* Extracted information:
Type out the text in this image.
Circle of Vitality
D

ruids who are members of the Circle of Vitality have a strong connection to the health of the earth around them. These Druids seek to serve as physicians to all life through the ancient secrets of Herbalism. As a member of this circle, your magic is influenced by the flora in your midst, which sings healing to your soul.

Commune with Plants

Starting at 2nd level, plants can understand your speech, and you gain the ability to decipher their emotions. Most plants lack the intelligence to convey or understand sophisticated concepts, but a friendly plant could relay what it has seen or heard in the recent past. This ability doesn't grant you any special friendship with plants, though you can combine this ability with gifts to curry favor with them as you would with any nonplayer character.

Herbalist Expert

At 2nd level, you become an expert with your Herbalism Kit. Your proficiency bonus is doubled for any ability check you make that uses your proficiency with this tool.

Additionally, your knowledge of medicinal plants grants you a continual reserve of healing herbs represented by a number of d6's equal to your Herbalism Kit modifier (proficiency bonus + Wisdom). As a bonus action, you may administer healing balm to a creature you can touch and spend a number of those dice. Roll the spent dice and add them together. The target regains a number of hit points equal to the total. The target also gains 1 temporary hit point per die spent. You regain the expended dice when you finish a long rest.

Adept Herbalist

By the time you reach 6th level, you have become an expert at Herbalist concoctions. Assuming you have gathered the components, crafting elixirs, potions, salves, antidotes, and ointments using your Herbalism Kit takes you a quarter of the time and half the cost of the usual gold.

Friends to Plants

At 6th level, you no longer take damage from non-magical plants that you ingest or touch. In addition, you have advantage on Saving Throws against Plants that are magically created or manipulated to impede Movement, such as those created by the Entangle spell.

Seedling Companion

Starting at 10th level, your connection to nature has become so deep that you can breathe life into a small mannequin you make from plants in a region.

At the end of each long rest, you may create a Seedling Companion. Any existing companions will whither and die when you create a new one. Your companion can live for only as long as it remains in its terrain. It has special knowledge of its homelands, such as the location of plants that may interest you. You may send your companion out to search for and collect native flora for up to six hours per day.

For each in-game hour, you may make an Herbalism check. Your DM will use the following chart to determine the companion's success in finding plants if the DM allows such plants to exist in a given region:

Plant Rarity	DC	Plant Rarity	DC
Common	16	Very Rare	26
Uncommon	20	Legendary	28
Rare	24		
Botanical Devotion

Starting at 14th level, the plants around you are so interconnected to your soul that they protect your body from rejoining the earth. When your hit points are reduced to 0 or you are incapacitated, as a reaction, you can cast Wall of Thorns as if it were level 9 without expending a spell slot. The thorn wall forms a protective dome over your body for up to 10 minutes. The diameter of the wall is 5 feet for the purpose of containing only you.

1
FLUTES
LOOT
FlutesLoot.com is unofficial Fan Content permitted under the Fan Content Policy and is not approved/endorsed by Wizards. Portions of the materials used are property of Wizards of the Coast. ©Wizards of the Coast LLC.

* What the exercise asks:
Transcribe every record above exactly as it appears.

* Finished exercise:
Type out the text in this image.
Circle of Vitality
D

ruids who are members of the Circle of Vitality have a strong connection to the health of the earth around them. These Druids seek to serve as physicians to all life through the ancient secrets of Herbalism. As a member of this circle, your magic is influenced by the flora in your midst, which sings healing to your soul.

Commune with Plants

Starting at 2nd level, plants can understand your speech, and you gain the ability to decipher their emotions. Most plants lack the intelligence to convey or understand sophisticated concepts, but a friendly plant could relay what it has seen or heard in the recent past. This ability doesn't grant you any special friendship with plants, though you can combine this ability with gifts to curry favor with them as you would with any nonplayer character.

Herbalist Expert

At 2nd level, you become an expert with your Herbalism Kit. Your proficiency bonus is doubled for any ability check you make that uses your proficiency with this tool.

Additionally, your knowledge of medicinal plants grants you a continual reserve of healing herbs represented by a number of d6's equal to your Herbalism Kit modifier (proficiency bonus + Wisdom). As a bonus action, you may administer healing balm to a creature you can touch and spend a number of those dice. Roll the spent dice and add them together. The target regains a number of hit points equal to the total. The target also gains 1 temporary hit point per die spent. You regain the expended dice when you finish a long rest.

Adept Herbalist

By the time you reach 6th level, you have become an expert at Herbalist concoctions. Assuming you have gathered the components, crafting elixirs, potions, salves, antidotes, and ointments using your Herbalism Kit takes you a quarter of the time and half the cost of the usual gold.

Friends to Plants

At 6th level, you no longer take damage from non-magical plants that you ingest or touch. In addition, you have advantage on Saving Throws against Plants that are magically created or manipulated to impede Movement, such as those created by the Entangle spell.

Seedling Companion

Starting at 10th level, your connection to nature has become so deep that you can breathe life into a small mannequin you make from plants in a region.

At the end of each long rest, you may create a Seedling Companion. Any existing companions will whither and die when you create a new one. Your companion can live for only as long as it remains in its terrain. It has special knowledge of its homelands, such as the location of plants that may interest you. You may send your companion out to search for and collect native flora for up to six hours per day.

For each in-game hour, you may make an Herbalism check. Your DM will use the following chart to determine the companion's success in finding plants if the DM allows such plants to exist in a given region:

Plant Rarity	DC	Plant Rarity	DC
Common	16	Very Rare	26
Uncommon	20	Legendary	28
Rare	24		
Botanical Devotion

Starting at 14th level, the plants around you are so interconnected to your soul that they protect your body from rejoining the earth. When your hit points are reduced to 0 or you are incapacitated, as a reaction, you can cast Wall of Thorns as if it were level 9 without expending a spell slot. The thorn wall forms a protective dome over your body for up to 10 minutes. The diameter of the wall is 5 feet for the purpose of containing only you.

1
FLUTES
LOOT
FlutesLoot.com is unofficial Fan Content permitted under the Fan Content Policy and is not approved/endorsed by Wizards. Portions of the materials used are property of Wizards of the Coast. ©Wizards of the Coast LLC.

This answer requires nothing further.